• REQUIRED WORK: Answer with one number: the count of lines in this material that hold the word "icon".
++++ TASK DATA
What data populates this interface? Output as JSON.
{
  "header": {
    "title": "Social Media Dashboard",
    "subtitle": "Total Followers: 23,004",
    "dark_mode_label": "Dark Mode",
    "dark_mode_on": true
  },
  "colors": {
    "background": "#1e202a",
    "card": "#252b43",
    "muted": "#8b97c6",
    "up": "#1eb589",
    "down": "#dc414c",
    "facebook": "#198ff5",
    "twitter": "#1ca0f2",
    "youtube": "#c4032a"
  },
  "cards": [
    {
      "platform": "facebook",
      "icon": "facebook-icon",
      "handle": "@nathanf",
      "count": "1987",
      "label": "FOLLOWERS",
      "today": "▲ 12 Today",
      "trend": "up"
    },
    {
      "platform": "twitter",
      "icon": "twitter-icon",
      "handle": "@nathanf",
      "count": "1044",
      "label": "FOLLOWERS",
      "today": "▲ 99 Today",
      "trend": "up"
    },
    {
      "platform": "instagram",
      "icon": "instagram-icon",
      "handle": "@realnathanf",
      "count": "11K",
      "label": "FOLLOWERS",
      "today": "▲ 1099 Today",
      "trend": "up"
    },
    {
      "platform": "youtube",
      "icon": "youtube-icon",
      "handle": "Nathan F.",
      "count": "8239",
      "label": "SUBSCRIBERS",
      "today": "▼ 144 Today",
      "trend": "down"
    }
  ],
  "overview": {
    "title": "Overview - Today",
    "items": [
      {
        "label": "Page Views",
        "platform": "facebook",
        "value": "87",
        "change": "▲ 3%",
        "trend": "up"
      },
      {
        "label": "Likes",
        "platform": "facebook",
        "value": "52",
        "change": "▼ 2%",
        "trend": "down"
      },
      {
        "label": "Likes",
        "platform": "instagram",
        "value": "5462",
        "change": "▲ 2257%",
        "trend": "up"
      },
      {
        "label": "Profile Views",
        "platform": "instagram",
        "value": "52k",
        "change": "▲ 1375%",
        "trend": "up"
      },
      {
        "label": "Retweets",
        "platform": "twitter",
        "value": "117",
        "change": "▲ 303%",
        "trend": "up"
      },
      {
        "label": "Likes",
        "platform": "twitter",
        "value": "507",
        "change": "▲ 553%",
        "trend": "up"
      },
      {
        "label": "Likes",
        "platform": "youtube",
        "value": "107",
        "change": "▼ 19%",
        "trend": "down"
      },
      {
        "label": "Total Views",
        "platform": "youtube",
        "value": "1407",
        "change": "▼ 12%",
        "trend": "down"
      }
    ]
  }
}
++++++++
• TASK SOLUTION: 4